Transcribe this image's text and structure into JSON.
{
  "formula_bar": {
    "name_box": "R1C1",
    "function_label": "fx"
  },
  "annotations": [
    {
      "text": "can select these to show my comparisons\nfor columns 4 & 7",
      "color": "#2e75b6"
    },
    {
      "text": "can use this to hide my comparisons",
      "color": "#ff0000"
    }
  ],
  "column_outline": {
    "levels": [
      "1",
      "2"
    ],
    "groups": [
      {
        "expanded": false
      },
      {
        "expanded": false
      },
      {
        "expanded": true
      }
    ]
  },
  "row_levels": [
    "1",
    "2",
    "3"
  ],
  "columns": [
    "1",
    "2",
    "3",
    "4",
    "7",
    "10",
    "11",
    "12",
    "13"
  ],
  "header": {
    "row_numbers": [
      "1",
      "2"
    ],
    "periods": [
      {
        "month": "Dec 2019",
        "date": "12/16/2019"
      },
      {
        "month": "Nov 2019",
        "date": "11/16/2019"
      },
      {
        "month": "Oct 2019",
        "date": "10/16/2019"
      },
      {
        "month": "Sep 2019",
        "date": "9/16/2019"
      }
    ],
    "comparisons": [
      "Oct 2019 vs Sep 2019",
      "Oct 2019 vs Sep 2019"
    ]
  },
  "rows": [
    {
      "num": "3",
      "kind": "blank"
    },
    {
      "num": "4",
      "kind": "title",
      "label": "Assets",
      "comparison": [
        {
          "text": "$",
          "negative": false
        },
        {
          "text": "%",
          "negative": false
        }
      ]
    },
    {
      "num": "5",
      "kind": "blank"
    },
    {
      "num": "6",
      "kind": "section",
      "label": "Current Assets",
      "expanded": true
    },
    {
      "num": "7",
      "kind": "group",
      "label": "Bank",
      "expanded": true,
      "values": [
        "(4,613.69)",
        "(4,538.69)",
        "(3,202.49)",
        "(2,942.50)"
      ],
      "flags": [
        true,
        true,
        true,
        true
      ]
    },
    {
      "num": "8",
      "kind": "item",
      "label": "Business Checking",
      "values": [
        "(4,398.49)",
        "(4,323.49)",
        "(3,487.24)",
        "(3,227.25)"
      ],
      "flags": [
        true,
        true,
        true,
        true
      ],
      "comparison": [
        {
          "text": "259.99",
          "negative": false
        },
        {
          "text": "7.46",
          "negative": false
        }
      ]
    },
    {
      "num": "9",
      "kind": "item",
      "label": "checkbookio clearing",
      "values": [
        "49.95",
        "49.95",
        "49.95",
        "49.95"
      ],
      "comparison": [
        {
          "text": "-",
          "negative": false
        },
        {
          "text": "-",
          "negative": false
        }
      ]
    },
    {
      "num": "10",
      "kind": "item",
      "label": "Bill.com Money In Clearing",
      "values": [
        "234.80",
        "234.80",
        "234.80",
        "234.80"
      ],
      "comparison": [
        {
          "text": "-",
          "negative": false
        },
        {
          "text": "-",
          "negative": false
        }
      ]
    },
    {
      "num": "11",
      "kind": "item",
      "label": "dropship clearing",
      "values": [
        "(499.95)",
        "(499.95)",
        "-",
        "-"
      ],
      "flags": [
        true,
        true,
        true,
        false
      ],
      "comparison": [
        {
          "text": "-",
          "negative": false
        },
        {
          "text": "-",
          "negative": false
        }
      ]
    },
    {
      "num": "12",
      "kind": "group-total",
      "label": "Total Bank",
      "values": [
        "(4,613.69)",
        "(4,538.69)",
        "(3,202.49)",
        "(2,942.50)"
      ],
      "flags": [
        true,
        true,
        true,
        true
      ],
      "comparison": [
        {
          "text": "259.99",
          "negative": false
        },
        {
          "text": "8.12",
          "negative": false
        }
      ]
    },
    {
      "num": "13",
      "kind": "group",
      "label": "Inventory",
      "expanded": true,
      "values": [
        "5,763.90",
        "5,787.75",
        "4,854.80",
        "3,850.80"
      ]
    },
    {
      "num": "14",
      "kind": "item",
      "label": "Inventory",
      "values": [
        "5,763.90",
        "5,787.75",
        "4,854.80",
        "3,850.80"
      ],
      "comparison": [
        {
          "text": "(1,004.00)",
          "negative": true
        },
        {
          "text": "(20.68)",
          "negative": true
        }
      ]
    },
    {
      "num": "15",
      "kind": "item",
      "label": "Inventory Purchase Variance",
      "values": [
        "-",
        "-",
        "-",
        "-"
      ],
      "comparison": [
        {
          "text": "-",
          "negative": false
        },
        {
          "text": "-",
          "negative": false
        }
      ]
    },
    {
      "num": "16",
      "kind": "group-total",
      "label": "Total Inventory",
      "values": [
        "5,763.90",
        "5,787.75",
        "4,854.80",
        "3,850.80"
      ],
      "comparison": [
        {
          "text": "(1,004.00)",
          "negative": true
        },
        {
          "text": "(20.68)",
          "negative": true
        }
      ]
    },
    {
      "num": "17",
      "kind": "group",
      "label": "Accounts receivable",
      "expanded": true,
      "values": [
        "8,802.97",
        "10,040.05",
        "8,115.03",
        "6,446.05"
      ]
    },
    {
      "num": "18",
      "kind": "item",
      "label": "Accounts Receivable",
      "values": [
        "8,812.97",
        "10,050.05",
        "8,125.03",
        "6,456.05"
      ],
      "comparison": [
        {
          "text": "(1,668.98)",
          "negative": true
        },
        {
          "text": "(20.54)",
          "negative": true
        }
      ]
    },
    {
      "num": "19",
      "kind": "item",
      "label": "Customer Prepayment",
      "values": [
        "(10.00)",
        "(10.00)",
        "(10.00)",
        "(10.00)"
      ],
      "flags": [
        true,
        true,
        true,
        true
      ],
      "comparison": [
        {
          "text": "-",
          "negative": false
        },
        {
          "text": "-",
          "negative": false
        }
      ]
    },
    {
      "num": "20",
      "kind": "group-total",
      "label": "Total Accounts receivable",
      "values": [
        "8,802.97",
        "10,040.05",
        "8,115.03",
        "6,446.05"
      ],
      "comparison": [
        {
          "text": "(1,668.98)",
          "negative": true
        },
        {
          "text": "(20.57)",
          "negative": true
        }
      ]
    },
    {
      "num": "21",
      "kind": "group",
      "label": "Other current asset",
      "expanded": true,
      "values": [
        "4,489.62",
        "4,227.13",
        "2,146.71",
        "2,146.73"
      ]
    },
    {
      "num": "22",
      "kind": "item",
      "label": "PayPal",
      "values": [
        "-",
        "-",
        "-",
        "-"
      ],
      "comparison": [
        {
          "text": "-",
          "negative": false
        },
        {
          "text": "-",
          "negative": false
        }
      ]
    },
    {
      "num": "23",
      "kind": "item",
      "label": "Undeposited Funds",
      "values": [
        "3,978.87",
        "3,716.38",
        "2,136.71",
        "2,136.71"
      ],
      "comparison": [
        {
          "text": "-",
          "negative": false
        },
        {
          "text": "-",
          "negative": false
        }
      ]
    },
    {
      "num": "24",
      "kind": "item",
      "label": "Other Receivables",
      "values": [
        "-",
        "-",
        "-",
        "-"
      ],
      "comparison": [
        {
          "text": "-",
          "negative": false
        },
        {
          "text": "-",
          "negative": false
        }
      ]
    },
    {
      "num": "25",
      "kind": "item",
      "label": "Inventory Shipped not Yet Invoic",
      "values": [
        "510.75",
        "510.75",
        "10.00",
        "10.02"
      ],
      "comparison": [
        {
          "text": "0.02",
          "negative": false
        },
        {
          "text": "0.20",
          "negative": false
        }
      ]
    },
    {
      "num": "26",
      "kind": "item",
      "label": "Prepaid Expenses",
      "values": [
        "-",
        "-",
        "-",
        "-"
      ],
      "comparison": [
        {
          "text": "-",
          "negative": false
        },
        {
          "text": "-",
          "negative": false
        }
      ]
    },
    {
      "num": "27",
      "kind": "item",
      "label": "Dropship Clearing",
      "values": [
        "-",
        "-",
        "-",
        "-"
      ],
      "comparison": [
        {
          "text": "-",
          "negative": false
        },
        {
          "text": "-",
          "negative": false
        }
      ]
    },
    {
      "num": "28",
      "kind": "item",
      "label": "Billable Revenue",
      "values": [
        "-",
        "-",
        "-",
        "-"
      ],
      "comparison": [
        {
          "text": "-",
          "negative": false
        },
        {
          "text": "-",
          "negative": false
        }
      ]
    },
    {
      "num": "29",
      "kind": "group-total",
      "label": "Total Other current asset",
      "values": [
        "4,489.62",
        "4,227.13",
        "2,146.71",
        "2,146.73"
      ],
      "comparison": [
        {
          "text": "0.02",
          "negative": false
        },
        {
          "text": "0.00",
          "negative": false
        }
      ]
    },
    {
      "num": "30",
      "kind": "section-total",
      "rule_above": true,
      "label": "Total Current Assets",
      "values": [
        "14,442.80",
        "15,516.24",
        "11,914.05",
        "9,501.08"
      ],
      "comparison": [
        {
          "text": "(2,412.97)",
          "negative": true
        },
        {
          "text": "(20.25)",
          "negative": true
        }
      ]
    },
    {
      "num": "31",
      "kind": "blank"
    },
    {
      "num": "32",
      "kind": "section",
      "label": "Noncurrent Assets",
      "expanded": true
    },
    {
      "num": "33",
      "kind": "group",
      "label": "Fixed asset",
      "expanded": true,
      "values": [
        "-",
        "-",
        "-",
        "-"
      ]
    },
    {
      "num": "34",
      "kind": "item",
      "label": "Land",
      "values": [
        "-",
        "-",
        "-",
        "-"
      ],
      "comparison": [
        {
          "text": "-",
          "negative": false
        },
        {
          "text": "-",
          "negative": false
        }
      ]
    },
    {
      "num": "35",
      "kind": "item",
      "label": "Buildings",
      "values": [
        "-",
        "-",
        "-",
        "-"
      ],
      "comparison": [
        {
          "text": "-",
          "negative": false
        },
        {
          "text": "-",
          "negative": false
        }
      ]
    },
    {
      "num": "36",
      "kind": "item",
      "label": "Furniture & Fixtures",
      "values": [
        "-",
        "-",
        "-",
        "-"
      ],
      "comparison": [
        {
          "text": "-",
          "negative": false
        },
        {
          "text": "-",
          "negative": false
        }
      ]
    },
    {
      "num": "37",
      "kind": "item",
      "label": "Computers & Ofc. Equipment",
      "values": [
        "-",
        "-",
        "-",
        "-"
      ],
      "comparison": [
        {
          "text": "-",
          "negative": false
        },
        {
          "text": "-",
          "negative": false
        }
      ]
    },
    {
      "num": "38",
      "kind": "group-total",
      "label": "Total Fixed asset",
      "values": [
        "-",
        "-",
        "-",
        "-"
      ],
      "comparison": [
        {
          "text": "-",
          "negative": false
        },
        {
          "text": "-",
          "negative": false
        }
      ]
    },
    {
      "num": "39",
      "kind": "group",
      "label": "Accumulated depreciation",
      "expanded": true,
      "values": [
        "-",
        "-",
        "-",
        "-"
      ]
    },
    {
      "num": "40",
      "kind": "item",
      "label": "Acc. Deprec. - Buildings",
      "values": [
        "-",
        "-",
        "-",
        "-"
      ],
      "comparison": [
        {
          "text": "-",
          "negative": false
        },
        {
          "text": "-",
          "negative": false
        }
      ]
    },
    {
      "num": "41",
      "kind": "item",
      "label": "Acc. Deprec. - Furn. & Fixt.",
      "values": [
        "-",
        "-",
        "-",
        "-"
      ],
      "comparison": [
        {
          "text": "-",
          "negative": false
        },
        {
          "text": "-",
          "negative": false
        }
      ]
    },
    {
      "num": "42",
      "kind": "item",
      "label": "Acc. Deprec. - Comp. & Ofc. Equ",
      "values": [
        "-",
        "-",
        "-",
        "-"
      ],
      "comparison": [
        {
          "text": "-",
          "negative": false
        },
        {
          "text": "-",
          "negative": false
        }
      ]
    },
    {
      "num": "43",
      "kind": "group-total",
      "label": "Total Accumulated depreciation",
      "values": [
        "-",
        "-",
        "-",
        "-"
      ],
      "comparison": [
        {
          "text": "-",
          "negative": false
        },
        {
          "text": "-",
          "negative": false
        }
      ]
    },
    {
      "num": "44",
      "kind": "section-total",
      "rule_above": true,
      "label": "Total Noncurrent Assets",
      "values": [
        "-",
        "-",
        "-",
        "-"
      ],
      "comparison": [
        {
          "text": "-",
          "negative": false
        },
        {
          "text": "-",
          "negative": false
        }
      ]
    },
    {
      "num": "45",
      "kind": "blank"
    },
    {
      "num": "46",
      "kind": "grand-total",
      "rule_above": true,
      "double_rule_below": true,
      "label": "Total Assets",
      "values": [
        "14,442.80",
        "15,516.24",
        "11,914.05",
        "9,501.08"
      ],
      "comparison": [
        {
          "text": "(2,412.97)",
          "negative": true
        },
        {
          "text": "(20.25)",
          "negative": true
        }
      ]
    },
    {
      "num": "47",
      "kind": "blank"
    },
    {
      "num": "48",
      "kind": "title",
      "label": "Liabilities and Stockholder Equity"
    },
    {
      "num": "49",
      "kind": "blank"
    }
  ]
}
※
● Work instructions:
Gather, from the listing above, every line carrying the word "Inventory".

● Worked answer:
      "label": "Inventory",
      "label": "Inventory",
      "label": "Inventory Purchase Variance",
      "label": "Total Inventory",
      "label": "Inventory Shipped not Yet Invoic",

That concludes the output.